-- start ENTRIES SHOWN --

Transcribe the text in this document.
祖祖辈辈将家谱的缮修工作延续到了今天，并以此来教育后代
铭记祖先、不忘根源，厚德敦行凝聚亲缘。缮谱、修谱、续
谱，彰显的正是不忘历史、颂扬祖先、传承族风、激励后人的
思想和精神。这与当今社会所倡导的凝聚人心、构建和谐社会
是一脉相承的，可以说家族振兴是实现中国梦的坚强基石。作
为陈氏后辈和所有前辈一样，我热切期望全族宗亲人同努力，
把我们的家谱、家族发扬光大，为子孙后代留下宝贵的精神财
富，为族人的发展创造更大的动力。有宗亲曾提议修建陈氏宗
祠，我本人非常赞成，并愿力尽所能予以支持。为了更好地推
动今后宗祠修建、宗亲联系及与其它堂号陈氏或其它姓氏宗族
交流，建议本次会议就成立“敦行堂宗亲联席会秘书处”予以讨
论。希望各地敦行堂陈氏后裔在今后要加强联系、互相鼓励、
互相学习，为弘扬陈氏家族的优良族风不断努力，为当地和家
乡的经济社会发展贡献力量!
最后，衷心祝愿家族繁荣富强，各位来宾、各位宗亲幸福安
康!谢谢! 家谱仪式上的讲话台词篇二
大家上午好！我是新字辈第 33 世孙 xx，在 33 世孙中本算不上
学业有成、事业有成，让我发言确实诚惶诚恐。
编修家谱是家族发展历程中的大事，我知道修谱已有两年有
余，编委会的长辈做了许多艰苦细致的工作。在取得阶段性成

-- end ENTRIES SHOWN --

PROBLEM TO SOLVE:
Each of the records should be retyped exactly.

CORRECT ANSWER:
Transcribe the text in this document.
祖祖辈辈将家谱的缮修工作延续到了今天，并以此来教育后代
铭记祖先、不忘根源，厚德敦行凝聚亲缘。缮谱、修谱、续
谱，彰显的正是不忘历史、颂扬祖先、传承族风、激励后人的
思想和精神。这与当今社会所倡导的凝聚人心、构建和谐社会
是一脉相承的，可以说家族振兴是实现中国梦的坚强基石。作
为陈氏后辈和所有前辈一样，我热切期望全族宗亲人同努力，
把我们的家谱、家族发扬光大，为子孙后代留下宝贵的精神财
富，为族人的发展创造更大的动力。有宗亲曾提议修建陈氏宗
祠，我本人非常赞成，并愿力尽所能予以支持。为了更好地推
动今后宗祠修建、宗亲联系及与其它堂号陈氏或其它姓氏宗族
交流，建议本次会议就成立“敦行堂宗亲联席会秘书处”予以讨
论。希望各地敦行堂陈氏后裔在今后要加强联系、互相鼓励、
互相学习，为弘扬陈氏家族的优良族风不断努力，为当地和家
乡的经济社会发展贡献力量!
最后，衷心祝愿家族繁荣富强，各位来宾、各位宗亲幸福安
康!谢谢! 家谱仪式上的讲话台词篇二
大家上午好！我是新字辈第 33 世孙 xx，在 33 世孙中本算不上
学业有成、事业有成，让我发言确实诚惶诚恐。
编修家谱是家族发展历程中的大事，我知道修谱已有两年有
余，编委会的长辈做了许多艰苦细致的工作。在取得阶段性成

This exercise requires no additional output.